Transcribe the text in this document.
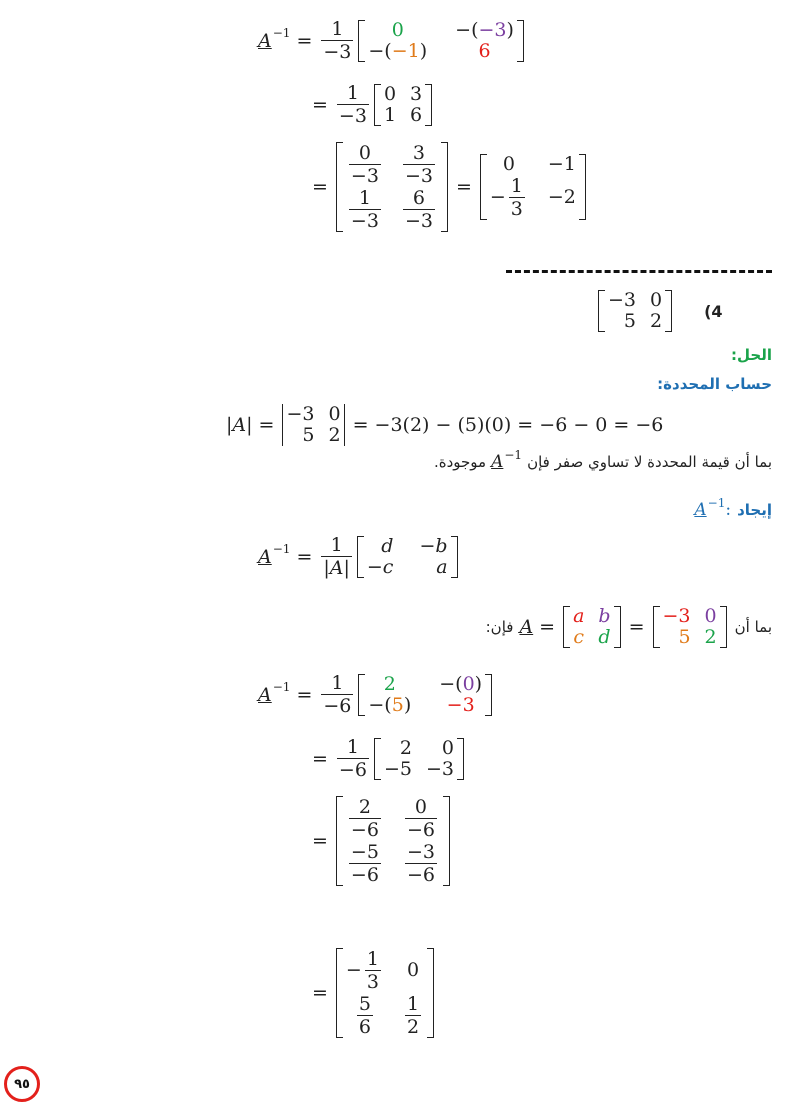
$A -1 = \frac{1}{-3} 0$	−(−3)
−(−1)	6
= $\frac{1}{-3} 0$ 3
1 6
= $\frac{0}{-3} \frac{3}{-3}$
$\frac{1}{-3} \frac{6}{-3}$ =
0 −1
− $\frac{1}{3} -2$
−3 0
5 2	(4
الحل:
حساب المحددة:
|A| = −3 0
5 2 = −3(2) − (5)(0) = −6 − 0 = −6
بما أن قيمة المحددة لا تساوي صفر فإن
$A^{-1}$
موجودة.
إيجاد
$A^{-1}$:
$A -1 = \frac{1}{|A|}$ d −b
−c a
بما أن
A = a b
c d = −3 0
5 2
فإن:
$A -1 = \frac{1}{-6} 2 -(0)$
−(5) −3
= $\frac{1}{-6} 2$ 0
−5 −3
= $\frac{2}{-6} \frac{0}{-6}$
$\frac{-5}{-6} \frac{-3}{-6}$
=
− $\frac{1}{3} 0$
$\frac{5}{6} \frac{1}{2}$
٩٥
══════════
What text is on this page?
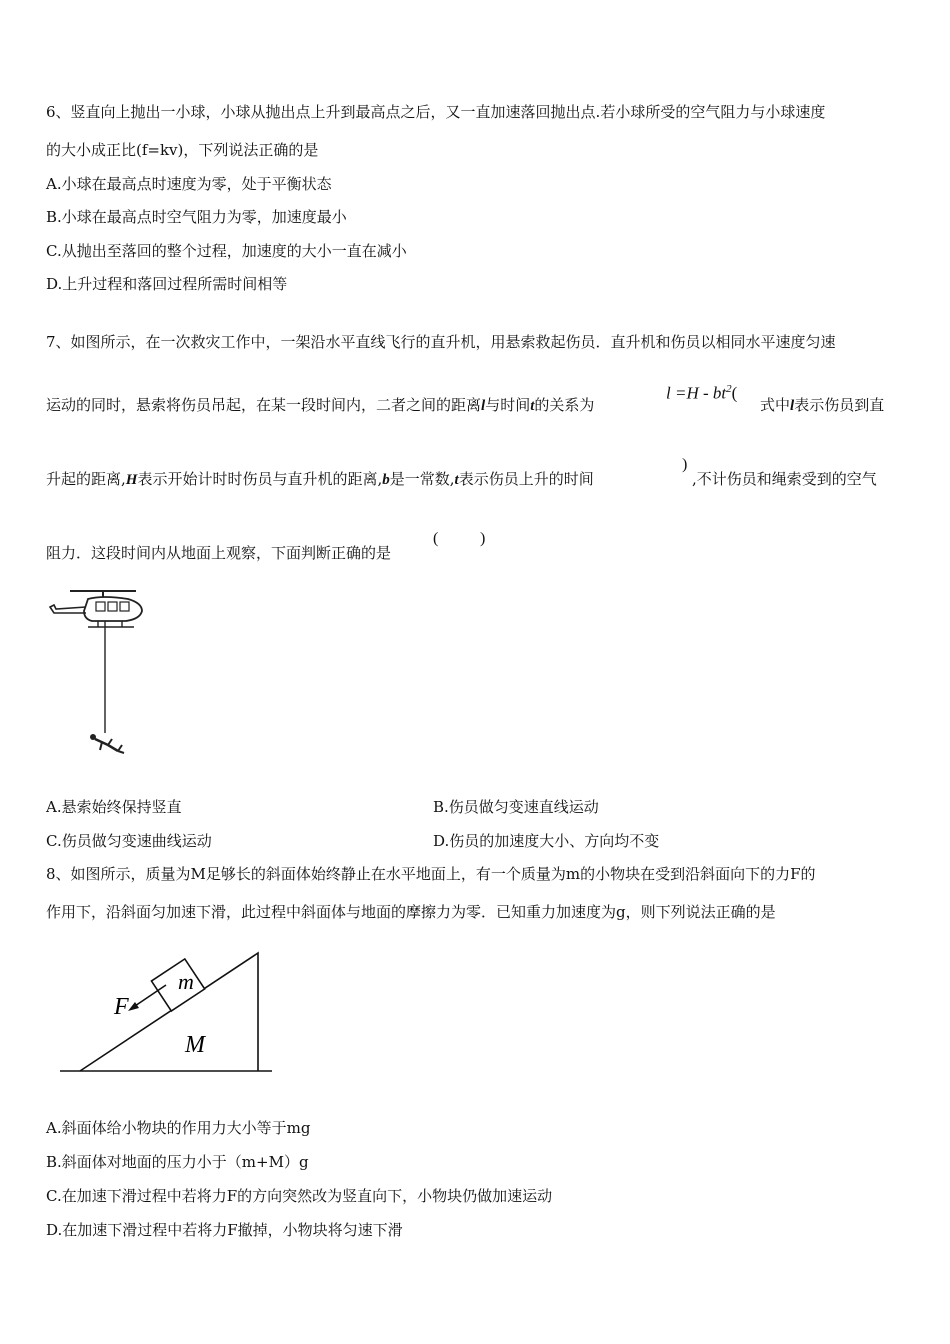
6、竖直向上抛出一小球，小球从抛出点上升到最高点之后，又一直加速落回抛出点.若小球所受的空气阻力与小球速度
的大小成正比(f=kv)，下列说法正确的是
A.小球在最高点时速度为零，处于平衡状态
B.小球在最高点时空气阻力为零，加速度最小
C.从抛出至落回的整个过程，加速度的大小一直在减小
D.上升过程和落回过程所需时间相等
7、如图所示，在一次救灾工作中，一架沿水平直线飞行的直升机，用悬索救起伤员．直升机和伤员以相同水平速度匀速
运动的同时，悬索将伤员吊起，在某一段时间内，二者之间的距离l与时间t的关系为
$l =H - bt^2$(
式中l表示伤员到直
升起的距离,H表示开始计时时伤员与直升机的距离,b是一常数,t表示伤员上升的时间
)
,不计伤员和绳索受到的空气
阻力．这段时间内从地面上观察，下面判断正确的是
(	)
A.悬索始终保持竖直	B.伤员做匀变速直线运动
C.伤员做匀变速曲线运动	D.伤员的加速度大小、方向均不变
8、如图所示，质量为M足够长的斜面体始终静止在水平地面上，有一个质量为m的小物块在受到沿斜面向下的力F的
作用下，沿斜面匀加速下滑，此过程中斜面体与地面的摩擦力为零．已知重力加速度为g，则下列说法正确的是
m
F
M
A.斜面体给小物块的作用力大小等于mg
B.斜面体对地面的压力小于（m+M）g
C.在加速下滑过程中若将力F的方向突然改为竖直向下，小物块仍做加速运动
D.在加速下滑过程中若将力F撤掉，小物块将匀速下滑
══════════
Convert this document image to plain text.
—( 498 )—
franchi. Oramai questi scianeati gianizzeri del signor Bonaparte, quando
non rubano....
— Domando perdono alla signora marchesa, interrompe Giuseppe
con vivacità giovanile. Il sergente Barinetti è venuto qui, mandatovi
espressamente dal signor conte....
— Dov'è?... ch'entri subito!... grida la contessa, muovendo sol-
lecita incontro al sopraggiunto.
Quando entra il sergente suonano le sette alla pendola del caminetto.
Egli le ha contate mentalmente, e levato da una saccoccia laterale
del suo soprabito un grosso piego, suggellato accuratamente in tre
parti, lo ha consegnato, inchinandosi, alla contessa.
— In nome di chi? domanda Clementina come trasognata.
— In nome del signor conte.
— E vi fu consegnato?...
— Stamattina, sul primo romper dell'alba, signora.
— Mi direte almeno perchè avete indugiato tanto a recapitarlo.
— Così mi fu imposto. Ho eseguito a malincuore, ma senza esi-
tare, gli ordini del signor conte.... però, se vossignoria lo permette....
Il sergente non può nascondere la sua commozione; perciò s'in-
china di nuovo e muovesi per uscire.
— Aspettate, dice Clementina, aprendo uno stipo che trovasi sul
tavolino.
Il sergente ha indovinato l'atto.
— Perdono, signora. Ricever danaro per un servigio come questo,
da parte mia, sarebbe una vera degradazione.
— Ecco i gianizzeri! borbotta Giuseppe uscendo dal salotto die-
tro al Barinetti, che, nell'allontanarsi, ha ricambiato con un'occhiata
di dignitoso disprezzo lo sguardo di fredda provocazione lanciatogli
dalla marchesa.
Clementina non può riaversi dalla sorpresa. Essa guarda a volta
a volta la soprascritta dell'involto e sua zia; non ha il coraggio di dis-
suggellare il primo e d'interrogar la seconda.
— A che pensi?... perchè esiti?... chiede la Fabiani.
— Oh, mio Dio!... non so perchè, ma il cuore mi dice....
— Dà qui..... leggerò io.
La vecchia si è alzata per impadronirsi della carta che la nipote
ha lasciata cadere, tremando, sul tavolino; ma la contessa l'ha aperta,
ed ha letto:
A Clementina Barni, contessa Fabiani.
══════════
# WHAT YOU SHOULD DO:
Scan the material above. Return every line containing the string "text".

# OUTPUT OF THE TASK:
Transcribe the text in this document.
What text is on this page?
Convert this document image to plain text.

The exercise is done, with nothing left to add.